## What you have to do
Each entry needs to be restated exactly as written.

[begin Records supplied]

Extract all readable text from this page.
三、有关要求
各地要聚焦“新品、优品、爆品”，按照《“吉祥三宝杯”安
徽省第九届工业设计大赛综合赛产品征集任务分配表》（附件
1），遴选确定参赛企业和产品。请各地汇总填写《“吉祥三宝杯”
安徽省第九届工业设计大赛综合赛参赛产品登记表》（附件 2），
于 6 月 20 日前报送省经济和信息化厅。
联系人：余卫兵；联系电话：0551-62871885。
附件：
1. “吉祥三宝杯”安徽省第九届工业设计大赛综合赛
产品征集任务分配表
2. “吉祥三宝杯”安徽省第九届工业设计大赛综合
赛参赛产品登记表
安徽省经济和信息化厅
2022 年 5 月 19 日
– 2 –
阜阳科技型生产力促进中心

[end Records supplied]

## Task solution
Extract all readable text from this page.
三、有关要求
各地要聚焦“新品、优品、爆品”，按照《“吉祥三宝杯”安
徽省第九届工业设计大赛综合赛产品征集任务分配表》（附件
1），遴选确定参赛企业和产品。请各地汇总填写《“吉祥三宝杯”
安徽省第九届工业设计大赛综合赛参赛产品登记表》（附件 2），
于 6 月 20 日前报送省经济和信息化厅。
联系人：余卫兵；联系电话：0551-62871885。
附件：
1. “吉祥三宝杯”安徽省第九届工业设计大赛综合赛
产品征集任务分配表
2. “吉祥三宝杯”安徽省第九届工业设计大赛综合
赛参赛产品登记表
安徽省经济和信息化厅
2022 年 5 月 19 日
– 2 –
阜阳科技型生产力促进中心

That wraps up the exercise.